◆ **Problem statement**
Where a line of the material contains the string "heights", copy that line.

○ ○ ○

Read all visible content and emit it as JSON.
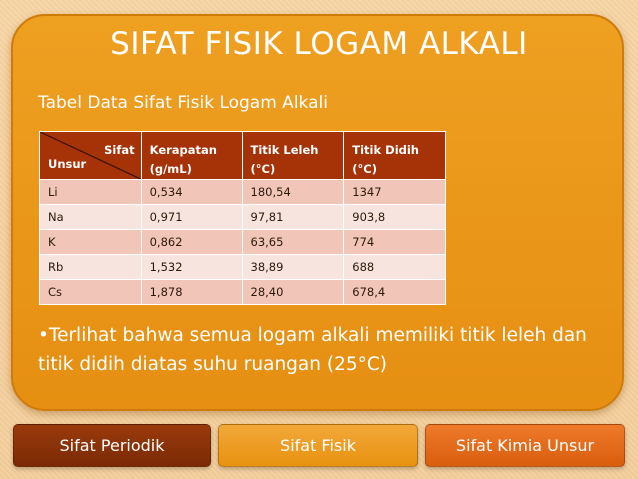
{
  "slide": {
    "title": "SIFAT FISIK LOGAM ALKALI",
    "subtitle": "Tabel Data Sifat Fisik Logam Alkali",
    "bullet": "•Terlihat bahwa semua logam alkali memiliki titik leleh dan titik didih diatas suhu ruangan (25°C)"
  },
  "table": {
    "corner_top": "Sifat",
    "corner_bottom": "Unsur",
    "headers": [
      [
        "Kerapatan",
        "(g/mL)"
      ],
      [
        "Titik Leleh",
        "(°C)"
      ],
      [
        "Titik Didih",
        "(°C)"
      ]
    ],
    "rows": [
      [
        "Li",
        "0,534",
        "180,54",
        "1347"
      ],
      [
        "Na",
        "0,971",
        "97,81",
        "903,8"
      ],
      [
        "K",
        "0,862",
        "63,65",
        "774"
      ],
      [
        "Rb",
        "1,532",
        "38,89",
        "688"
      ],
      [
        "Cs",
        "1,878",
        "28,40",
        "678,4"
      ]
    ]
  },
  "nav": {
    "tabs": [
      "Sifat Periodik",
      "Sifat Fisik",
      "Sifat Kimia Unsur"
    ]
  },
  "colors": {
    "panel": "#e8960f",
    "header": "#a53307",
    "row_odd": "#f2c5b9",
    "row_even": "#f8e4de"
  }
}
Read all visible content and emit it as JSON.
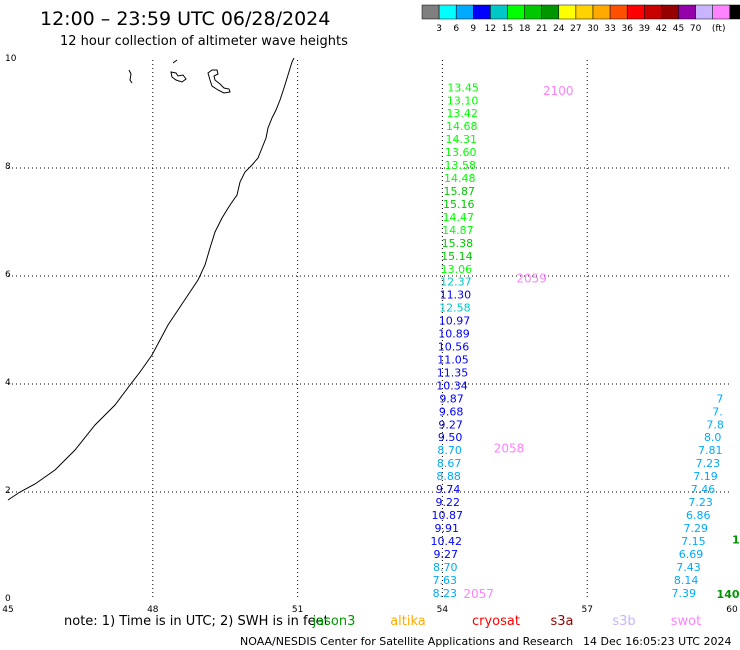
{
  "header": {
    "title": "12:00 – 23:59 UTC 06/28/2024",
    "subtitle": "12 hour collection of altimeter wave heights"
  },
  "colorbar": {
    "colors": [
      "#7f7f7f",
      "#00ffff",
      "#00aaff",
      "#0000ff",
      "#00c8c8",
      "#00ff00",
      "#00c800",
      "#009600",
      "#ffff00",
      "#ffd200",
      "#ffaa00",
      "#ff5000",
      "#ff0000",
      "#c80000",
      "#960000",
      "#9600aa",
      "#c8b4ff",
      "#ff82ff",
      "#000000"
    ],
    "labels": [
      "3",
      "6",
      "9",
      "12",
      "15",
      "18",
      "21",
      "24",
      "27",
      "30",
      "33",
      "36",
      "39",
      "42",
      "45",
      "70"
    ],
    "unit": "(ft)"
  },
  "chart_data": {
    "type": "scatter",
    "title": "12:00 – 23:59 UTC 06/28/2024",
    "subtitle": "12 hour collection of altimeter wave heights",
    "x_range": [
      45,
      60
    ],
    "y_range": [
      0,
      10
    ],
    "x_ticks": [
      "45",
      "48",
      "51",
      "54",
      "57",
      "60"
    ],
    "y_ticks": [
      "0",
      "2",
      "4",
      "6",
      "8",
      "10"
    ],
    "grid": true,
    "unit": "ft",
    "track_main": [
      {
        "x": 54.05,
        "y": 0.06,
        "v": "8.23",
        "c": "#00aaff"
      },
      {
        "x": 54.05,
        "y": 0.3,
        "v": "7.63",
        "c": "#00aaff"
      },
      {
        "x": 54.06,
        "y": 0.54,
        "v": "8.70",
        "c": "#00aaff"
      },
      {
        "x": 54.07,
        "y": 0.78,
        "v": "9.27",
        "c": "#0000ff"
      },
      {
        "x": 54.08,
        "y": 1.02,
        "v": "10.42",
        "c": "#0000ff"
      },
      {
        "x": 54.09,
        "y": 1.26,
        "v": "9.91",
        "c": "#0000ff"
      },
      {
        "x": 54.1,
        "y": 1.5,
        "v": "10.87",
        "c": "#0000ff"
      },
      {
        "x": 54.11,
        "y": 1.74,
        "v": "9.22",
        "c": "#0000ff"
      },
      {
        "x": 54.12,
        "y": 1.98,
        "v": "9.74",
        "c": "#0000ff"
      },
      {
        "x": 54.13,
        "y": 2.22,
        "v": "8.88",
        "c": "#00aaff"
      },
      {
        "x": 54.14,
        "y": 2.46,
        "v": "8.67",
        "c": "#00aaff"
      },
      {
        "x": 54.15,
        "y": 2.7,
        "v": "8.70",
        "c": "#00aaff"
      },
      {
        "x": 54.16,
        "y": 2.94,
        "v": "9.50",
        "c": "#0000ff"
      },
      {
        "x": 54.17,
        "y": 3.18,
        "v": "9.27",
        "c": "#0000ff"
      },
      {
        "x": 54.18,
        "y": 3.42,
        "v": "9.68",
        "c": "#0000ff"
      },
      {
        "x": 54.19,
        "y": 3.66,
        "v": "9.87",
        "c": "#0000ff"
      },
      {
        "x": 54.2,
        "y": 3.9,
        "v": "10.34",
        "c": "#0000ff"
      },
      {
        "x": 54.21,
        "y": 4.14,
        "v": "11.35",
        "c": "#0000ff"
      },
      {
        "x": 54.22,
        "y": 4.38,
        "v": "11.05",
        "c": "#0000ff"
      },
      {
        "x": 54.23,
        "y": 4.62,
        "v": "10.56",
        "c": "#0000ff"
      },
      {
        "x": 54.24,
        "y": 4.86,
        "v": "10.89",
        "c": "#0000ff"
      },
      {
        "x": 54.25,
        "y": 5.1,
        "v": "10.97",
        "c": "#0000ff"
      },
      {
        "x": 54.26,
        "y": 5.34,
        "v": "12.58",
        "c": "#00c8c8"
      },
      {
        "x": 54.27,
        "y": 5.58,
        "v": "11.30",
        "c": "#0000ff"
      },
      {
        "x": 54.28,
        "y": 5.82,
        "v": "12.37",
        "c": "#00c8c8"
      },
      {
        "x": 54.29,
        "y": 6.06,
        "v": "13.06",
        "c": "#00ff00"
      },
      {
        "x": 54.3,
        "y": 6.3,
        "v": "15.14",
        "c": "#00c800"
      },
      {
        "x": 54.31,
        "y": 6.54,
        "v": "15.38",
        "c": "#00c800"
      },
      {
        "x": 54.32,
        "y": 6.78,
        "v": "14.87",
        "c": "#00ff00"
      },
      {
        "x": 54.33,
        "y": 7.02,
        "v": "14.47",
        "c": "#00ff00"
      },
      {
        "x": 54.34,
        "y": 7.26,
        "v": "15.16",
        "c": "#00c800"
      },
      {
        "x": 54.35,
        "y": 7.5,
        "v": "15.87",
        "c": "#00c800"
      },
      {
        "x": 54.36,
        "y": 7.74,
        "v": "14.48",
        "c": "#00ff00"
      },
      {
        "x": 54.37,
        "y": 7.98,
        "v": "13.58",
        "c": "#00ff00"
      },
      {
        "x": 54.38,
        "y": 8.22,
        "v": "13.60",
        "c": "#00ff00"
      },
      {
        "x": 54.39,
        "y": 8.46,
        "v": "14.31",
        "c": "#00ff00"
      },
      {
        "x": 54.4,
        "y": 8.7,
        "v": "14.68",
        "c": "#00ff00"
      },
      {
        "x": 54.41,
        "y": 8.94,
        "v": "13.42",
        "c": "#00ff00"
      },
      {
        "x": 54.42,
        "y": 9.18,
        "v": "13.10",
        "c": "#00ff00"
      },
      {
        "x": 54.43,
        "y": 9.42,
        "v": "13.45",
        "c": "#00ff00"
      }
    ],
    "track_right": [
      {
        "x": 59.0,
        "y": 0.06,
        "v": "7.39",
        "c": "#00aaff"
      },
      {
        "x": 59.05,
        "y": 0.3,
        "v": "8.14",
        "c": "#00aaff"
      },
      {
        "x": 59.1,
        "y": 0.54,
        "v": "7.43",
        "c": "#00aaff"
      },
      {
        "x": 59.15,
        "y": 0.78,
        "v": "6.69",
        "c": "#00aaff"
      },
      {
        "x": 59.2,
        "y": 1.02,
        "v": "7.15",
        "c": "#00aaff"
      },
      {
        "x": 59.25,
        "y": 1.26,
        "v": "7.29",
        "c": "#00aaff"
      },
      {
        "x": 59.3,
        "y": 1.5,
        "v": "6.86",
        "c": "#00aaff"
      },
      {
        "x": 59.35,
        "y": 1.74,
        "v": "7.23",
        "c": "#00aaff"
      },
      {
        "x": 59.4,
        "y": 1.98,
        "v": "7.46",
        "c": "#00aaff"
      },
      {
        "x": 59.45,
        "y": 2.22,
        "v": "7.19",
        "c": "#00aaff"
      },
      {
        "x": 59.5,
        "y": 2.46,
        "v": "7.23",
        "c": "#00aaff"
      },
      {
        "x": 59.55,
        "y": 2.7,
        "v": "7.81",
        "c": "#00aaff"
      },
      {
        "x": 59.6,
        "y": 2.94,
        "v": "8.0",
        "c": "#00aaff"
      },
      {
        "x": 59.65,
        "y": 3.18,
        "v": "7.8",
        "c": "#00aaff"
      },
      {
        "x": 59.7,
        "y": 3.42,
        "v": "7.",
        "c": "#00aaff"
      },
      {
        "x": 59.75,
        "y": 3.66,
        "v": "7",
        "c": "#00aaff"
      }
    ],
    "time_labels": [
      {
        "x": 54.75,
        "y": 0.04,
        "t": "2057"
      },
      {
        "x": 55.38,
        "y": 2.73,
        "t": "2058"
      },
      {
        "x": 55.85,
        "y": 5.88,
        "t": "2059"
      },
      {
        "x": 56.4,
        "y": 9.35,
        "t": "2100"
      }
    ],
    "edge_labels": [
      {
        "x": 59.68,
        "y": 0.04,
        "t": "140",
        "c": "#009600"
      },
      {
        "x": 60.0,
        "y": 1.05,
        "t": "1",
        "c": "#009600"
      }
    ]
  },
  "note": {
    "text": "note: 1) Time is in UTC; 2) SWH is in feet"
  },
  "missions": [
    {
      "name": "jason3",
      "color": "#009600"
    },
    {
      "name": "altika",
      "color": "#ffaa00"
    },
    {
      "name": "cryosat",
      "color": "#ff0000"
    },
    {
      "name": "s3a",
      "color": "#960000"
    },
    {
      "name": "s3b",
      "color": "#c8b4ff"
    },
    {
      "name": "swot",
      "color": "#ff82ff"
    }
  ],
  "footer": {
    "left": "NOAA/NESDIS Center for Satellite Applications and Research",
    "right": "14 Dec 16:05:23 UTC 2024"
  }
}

○ ○ ○

◆ **Expected answer**
    "subtitle": "12 hour collection of altimeter wave heights"
    "subtitle": "12 hour collection of altimeter wave heights",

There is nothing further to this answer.